> _Goal_
From the entries below, count the lines with "milestone". Write only the count.

> _Material shown_
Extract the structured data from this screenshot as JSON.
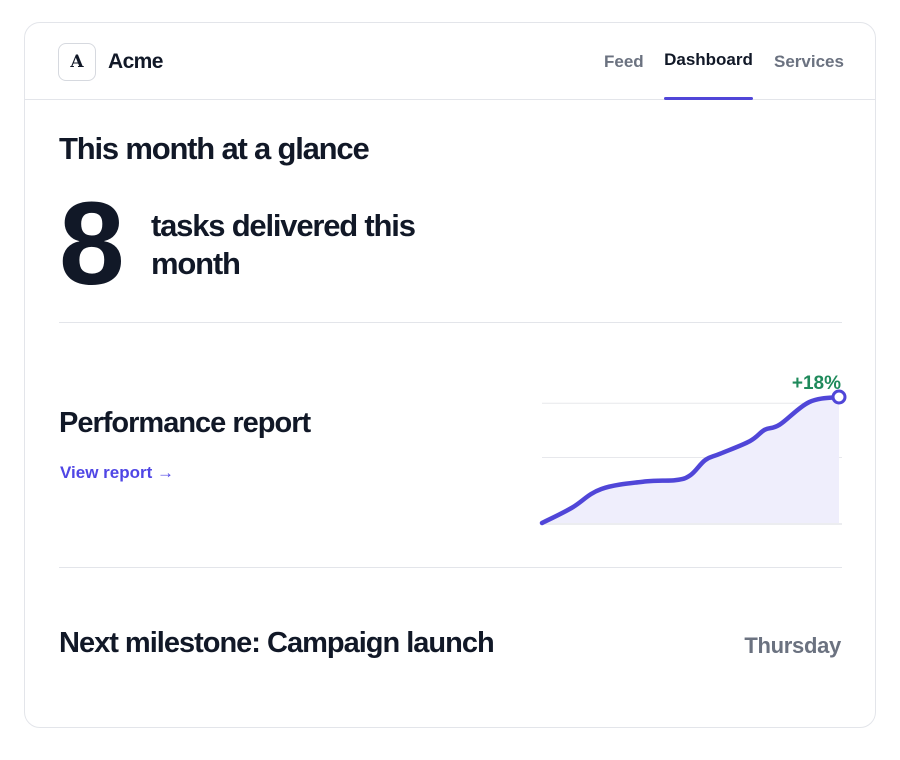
{
  "header": {
    "logo_letter": "A",
    "brand": "Acme",
    "tabs": [
      {
        "label": "Feed",
        "active": false
      },
      {
        "label": "Dashboard",
        "active": true
      },
      {
        "label": "Services",
        "active": false
      }
    ]
  },
  "overview": {
    "title": "This month at a glance",
    "metric_value": "8",
    "metric_label": "tasks delivered this month"
  },
  "performance": {
    "title": "Performance report",
    "link_label": "View report →",
    "change_label": "+18%"
  },
  "milestone": {
    "title": "Next milestone: Campaign launch",
    "day": "Thursday"
  },
  "colors": {
    "accent": "#4f46e5",
    "line": "#5046d8",
    "area": "#efeefc",
    "positive": "#1f8a5b",
    "muted": "#6b7280",
    "text": "#111827"
  },
  "chart_data": {
    "type": "area",
    "x": [
      0,
      0.1,
      0.2,
      0.35,
      0.45,
      0.5,
      0.55,
      0.6,
      0.7,
      0.75,
      0.8,
      0.9,
      1.0
    ],
    "values": [
      0.0,
      0.12,
      0.27,
      0.33,
      0.34,
      0.38,
      0.5,
      0.55,
      0.65,
      0.74,
      0.78,
      0.96,
      1.0
    ],
    "ylim": [
      0,
      1
    ],
    "grid": true,
    "annotation": "+18%"
  }
}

> _Exercise response_
2